(Stored records)
══════════════════════════════

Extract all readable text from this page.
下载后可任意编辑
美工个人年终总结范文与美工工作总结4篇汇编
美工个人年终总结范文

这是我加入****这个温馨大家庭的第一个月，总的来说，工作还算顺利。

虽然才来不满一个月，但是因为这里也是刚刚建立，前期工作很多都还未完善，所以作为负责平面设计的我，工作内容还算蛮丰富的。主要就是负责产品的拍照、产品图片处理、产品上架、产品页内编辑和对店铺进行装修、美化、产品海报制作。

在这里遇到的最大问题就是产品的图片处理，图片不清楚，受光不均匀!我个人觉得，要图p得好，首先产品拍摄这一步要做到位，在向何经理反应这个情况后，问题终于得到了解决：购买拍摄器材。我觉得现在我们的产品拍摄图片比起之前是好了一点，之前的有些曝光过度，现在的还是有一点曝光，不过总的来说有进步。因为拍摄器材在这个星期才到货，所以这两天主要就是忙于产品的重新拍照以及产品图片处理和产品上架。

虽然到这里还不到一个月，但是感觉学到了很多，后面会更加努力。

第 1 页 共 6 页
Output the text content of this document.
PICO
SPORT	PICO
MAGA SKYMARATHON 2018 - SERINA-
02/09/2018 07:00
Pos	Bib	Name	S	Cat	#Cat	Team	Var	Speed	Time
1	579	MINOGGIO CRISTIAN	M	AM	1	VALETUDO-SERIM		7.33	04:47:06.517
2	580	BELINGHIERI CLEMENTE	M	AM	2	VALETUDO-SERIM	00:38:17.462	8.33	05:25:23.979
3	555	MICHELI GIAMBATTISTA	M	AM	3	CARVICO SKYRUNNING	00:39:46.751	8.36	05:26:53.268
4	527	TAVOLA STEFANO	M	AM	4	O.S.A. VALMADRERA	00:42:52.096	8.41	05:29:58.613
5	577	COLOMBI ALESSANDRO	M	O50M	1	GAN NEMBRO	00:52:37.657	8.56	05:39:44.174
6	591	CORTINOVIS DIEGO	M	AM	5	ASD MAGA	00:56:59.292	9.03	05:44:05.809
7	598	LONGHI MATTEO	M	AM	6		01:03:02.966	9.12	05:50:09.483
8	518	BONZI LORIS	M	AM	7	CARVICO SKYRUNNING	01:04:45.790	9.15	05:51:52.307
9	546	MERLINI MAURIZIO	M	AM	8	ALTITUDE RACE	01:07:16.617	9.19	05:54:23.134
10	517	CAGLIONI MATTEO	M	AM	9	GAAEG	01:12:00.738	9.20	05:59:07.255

══════════════════════════════

Every record above needs to be repeated word for word.

Extract all readable text from this page.
下载后可任意编辑
美工个人年终总结范文与美工工作总结4篇汇编
美工个人年终总结范文

这是我加入****这个温馨大家庭的第一个月，总的来说，工作还算顺利。

虽然才来不满一个月，但是因为这里也是刚刚建立，前期工作很多都还未完善，所以作为负责平面设计的我，工作内容还算蛮丰富的。主要就是负责产品的拍照、产品图片处理、产品上架、产品页内编辑和对店铺进行装修、美化、产品海报制作。

在这里遇到的最大问题就是产品的图片处理，图片不清楚，受光不均匀!我个人觉得，要图p得好，首先产品拍摄这一步要做到位，在向何经理反应这个情况后，问题终于得到了解决：购买拍摄器材。我觉得现在我们的产品拍摄图片比起之前是好了一点，之前的有些曝光过度，现在的还是有一点曝光，不过总的来说有进步。因为拍摄器材在这个星期才到货，所以这两天主要就是忙于产品的重新拍照以及产品图片处理和产品上架。

虽然到这里还不到一个月，但是感觉学到了很多，后面会更加努力。

第 1 页 共 6 页
Output the text content of this document.
PICO
SPORT	PICO
MAGA SKYMARATHON 2018 - SERINA-
02/09/2018 07:00
Pos	Bib	Name	S	Cat	#Cat	Team	Var	Speed	Time
1	579	MINOGGIO CRISTIAN	M	AM	1	VALETUDO-SERIM		7.33	04:47:06.517
2	580	BELINGHIERI CLEMENTE	M	AM	2	VALETUDO-SERIM	00:38:17.462	8.33	05:25:23.979
3	555	MICHELI GIAMBATTISTA	M	AM	3	CARVICO SKYRUNNING	00:39:46.751	8.36	05:26:53.268
4	527	TAVOLA STEFANO	M	AM	4	O.S.A. VALMADRERA	00:42:52.096	8.41	05:29:58.613
5	577	COLOMBI ALESSANDRO	M	O50M	1	GAN NEMBRO	00:52:37.657	8.56	05:39:44.174
6	591	CORTINOVIS DIEGO	M	AM	5	ASD MAGA	00:56:59.292	9.03	05:44:05.809
7	598	LONGHI MATTEO	M	AM	6		01:03:02.966	9.12	05:50:09.483
8	518	BONZI LORIS	M	AM	7	CARVICO SKYRUNNING	01:04:45.790	9.15	05:51:52.307
9	546	MERLINI MAURIZIO	M	AM	8	ALTITUDE RACE	01:07:16.617	9.19	05:54:23.134
10	517	CAGLIONI MATTEO	M	AM	9	GAAEG	01:12:00.738	9.20	05:59:07.255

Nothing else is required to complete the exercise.